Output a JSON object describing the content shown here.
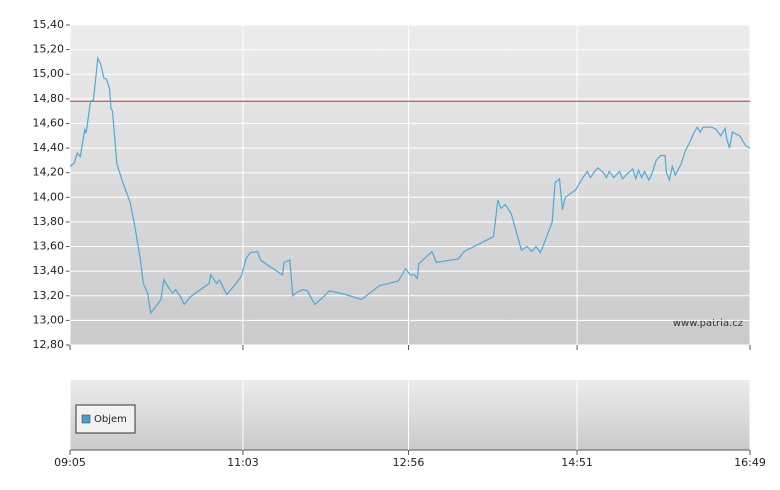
{
  "chart_data": [
    {
      "type": "line",
      "annotation": "www.patria.cz",
      "x": [
        "09:05",
        "09:08",
        "09:10",
        "09:12",
        "09:15",
        "09:16",
        "09:19",
        "09:21",
        "09:23",
        "09:24",
        "09:26",
        "09:28",
        "09:30",
        "09:32",
        "09:33",
        "09:34",
        "09:37",
        "09:41",
        "09:46",
        "09:49",
        "09:51",
        "09:53",
        "09:55",
        "09:58",
        "10:00",
        "10:04",
        "10:07",
        "10:09",
        "10:12",
        "10:15",
        "10:17",
        "10:20",
        "10:23",
        "10:27",
        "10:34",
        "10:40",
        "10:41",
        "10:45",
        "10:47",
        "10:49",
        "10:52",
        "10:57",
        "11:02",
        "11:05",
        "11:08",
        "11:13",
        "11:15",
        "11:21",
        "11:30",
        "11:31",
        "11:35",
        "11:37",
        "11:40",
        "11:44",
        "11:47",
        "11:52",
        "11:56",
        "12:02",
        "12:13",
        "12:24",
        "12:36",
        "12:49",
        "12:54",
        "12:57",
        "13:00",
        "13:02",
        "13:03",
        "13:12",
        "13:15",
        "13:30",
        "13:34",
        "13:54",
        "13:57",
        "13:59",
        "14:02",
        "14:06",
        "14:13",
        "14:17",
        "14:20",
        "14:23",
        "14:26",
        "14:28",
        "14:34",
        "14:36",
        "14:39",
        "14:41",
        "14:43",
        "14:50",
        "14:55",
        "14:58",
        "15:00",
        "15:03",
        "15:05",
        "15:09",
        "15:11",
        "15:13",
        "15:16",
        "15:20",
        "15:22",
        "15:26",
        "15:29",
        "15:31",
        "15:33",
        "15:35",
        "15:37",
        "15:40",
        "15:42",
        "15:45",
        "15:48",
        "15:51",
        "15:52",
        "15:54",
        "15:56",
        "15:58",
        "16:02",
        "16:05",
        "16:08",
        "16:11",
        "16:13",
        "16:15",
        "16:17",
        "16:23",
        "16:26",
        "16:29",
        "16:32",
        "16:33",
        "16:35",
        "16:37",
        "16:42",
        "16:46",
        "16:49"
      ],
      "values": [
        14.25,
        14.28,
        14.36,
        14.33,
        14.55,
        14.52,
        14.78,
        14.79,
        15.02,
        15.13,
        15.08,
        14.97,
        14.96,
        14.88,
        14.72,
        14.7,
        14.27,
        14.12,
        13.96,
        13.78,
        13.64,
        13.5,
        13.3,
        13.22,
        13.06,
        13.12,
        13.17,
        13.33,
        13.27,
        13.22,
        13.25,
        13.2,
        13.13,
        13.19,
        13.25,
        13.3,
        13.37,
        13.3,
        13.33,
        13.28,
        13.21,
        13.28,
        13.36,
        13.5,
        13.55,
        13.56,
        13.49,
        13.44,
        13.37,
        13.47,
        13.49,
        13.2,
        13.23,
        13.25,
        13.24,
        13.13,
        13.17,
        13.24,
        13.21,
        13.17,
        13.28,
        13.32,
        13.42,
        13.37,
        13.37,
        13.34,
        13.46,
        13.56,
        13.47,
        13.5,
        13.56,
        13.68,
        13.98,
        13.91,
        13.94,
        13.87,
        13.57,
        13.6,
        13.56,
        13.6,
        13.55,
        13.61,
        13.8,
        14.12,
        14.15,
        13.9,
        14.0,
        14.06,
        14.16,
        14.21,
        14.16,
        14.21,
        14.24,
        14.2,
        14.16,
        14.21,
        14.16,
        14.21,
        14.15,
        14.2,
        14.23,
        14.15,
        14.22,
        14.16,
        14.21,
        14.14,
        14.19,
        14.3,
        14.34,
        14.34,
        14.2,
        14.14,
        14.25,
        14.18,
        14.27,
        14.38,
        14.45,
        14.53,
        14.57,
        14.53,
        14.57,
        14.57,
        14.55,
        14.5,
        14.56,
        14.48,
        14.4,
        14.53,
        14.5,
        14.42,
        14.4
      ],
      "color": "#4fa8d8",
      "ref_line": {
        "value": 14.78,
        "color": "#e0463a"
      },
      "xlim": [
        "09:05",
        "16:49"
      ],
      "xticks": [
        "09:05",
        "11:03",
        "12:56",
        "14:51",
        "16:49"
      ],
      "ylim": [
        12.8,
        15.4
      ],
      "yticks": [
        {
          "value": 12.8,
          "label": "12,80"
        },
        {
          "value": 13.0,
          "label": "13,00"
        },
        {
          "value": 13.2,
          "label": "13,20"
        },
        {
          "value": 13.4,
          "label": "13,40"
        },
        {
          "value": 13.6,
          "label": "13,60"
        },
        {
          "value": 13.8,
          "label": "13,80"
        },
        {
          "value": 14.0,
          "label": "14,00"
        },
        {
          "value": 14.2,
          "label": "14,20"
        },
        {
          "value": 14.4,
          "label": "14,40"
        },
        {
          "value": 14.6,
          "label": "14,60"
        },
        {
          "value": 14.8,
          "label": "14,80"
        },
        {
          "value": 15.0,
          "label": "15,00"
        },
        {
          "value": 15.2,
          "label": "15,20"
        },
        {
          "value": 15.4,
          "label": "15,40"
        }
      ],
      "grid": true
    },
    {
      "type": "bar",
      "legend": "upper left",
      "series": [
        {
          "name": "Objem",
          "color": "#4a9ccf",
          "values": []
        }
      ]
    }
  ]
}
═══
# Task objective
The material above holds pictures; copy everything else in it exactly.

# Answer to the exercise
Output a JSON object describing the content shown here.
{
  "chart_data": [
    {
      "type": "line",
      "annotation": "www.patria.cz",
      "x": [
        "09:05",
        "09:08",
        "09:10",
        "09:12",
        "09:15",
        "09:16",
        "09:19",
        "09:21",
        "09:23",
        "09:24",
        "09:26",
        "09:28",
        "09:30",
        "09:32",
        "09:33",
        "09:34",
        "09:37",
        "09:41",
        "09:46",
        "09:49",
        "09:51",
        "09:53",
        "09:55",
        "09:58",
        "10:00",
        "10:04",
        "10:07",
        "10:09",
        "10:12",
        "10:15",
        "10:17",
        "10:20",
        "10:23",
        "10:27",
        "10:34",
        "10:40",
        "10:41",
        "10:45",
        "10:47",
        "10:49",
        "10:52",
        "10:57",
        "11:02",
        "11:05",
        "11:08",
        "11:13",
        "11:15",
        "11:21",
        "11:30",
        "11:31",
        "11:35",
        "11:37",
        "11:40",
        "11:44",
        "11:47",
        "11:52",
        "11:56",
        "12:02",
        "12:13",
        "12:24",
        "12:36",
        "12:49",
        "12:54",
        "12:57",
        "13:00",
        "13:02",
        "13:03",
        "13:12",
        "13:15",
        "13:30",
        "13:34",
        "13:54",
        "13:57",
        "13:59",
        "14:02",
        "14:06",
        "14:13",
        "14:17",
        "14:20",
        "14:23",
        "14:26",
        "14:28",
        "14:34",
        "14:36",
        "14:39",
        "14:41",
        "14:43",
        "14:50",
        "14:55",
        "14:58",
        "15:00",
        "15:03",
        "15:05",
        "15:09",
        "15:11",
        "15:13",
        "15:16",
        "15:20",
        "15:22",
        "15:26",
        "15:29",
        "15:31",
        "15:33",
        "15:35",
        "15:37",
        "15:40",
        "15:42",
        "15:45",
        "15:48",
        "15:51",
        "15:52",
        "15:54",
        "15:56",
        "15:58",
        "16:02",
        "16:05",
        "16:08",
        "16:11",
        "16:13",
        "16:15",
        "16:17",
        "16:23",
        "16:26",
        "16:29",
        "16:32",
        "16:33",
        "16:35",
        "16:37",
        "16:42",
        "16:46",
        "16:49"
      ],
      "values": [
        14.25,
        14.28,
        14.36,
        14.33,
        14.55,
        14.52,
        14.78,
        14.79,
        15.02,
        15.13,
        15.08,
        14.97,
        14.96,
        14.88,
        14.72,
        14.7,
        14.27,
        14.12,
        13.96,
        13.78,
        13.64,
        13.5,
        13.3,
        13.22,
        13.06,
        13.12,
        13.17,
        13.33,
        13.27,
        13.22,
        13.25,
        13.2,
        13.13,
        13.19,
        13.25,
        13.3,
        13.37,
        13.3,
        13.33,
        13.28,
        13.21,
        13.28,
        13.36,
        13.5,
        13.55,
        13.56,
        13.49,
        13.44,
        13.37,
        13.47,
        13.49,
        13.2,
        13.23,
        13.25,
        13.24,
        13.13,
        13.17,
        13.24,
        13.21,
        13.17,
        13.28,
        13.32,
        13.42,
        13.37,
        13.37,
        13.34,
        13.46,
        13.56,
        13.47,
        13.5,
        13.56,
        13.68,
        13.98,
        13.91,
        13.94,
        13.87,
        13.57,
        13.6,
        13.56,
        13.6,
        13.55,
        13.61,
        13.8,
        14.12,
        14.15,
        13.9,
        14.0,
        14.06,
        14.16,
        14.21,
        14.16,
        14.21,
        14.24,
        14.2,
        14.16,
        14.21,
        14.16,
        14.21,
        14.15,
        14.2,
        14.23,
        14.15,
        14.22,
        14.16,
        14.21,
        14.14,
        14.19,
        14.3,
        14.34,
        14.34,
        14.2,
        14.14,
        14.25,
        14.18,
        14.27,
        14.38,
        14.45,
        14.53,
        14.57,
        14.53,
        14.57,
        14.57,
        14.55,
        14.5,
        14.56,
        14.48,
        14.4,
        14.53,
        14.5,
        14.42,
        14.4
      ],
      "color": "#4fa8d8",
      "ref_line": {
        "value": 14.78,
        "color": "#e0463a"
      },
      "xlim": [
        "09:05",
        "16:49"
      ],
      "xticks": [
        "09:05",
        "11:03",
        "12:56",
        "14:51",
        "16:49"
      ],
      "ylim": [
        12.8,
        15.4
      ],
      "yticks": [
        {
          "value": 12.8,
          "label": "12,80"
        },
        {
          "value": 13.0,
          "label": "13,00"
        },
        {
          "value": 13.2,
          "label": "13,20"
        },
        {
          "value": 13.4,
          "label": "13,40"
        },
        {
          "value": 13.6,
          "label": "13,60"
        },
        {
          "value": 13.8,
          "label": "13,80"
        },
        {
          "value": 14.0,
          "label": "14,00"
        },
        {
          "value": 14.2,
          "label": "14,20"
        },
        {
          "value": 14.4,
          "label": "14,40"
        },
        {
          "value": 14.6,
          "label": "14,60"
        },
        {
          "value": 14.8,
          "label": "14,80"
        },
        {
          "value": 15.0,
          "label": "15,00"
        },
        {
          "value": 15.2,
          "label": "15,20"
        },
        {
          "value": 15.4,
          "label": "15,40"
        }
      ],
      "grid": true
    },
    {
      "type": "bar",
      "legend": "upper left",
      "series": [
        {
          "name": "Objem",
          "color": "#4a9ccf",
          "values": []
        }
      ]
    }
  ]
}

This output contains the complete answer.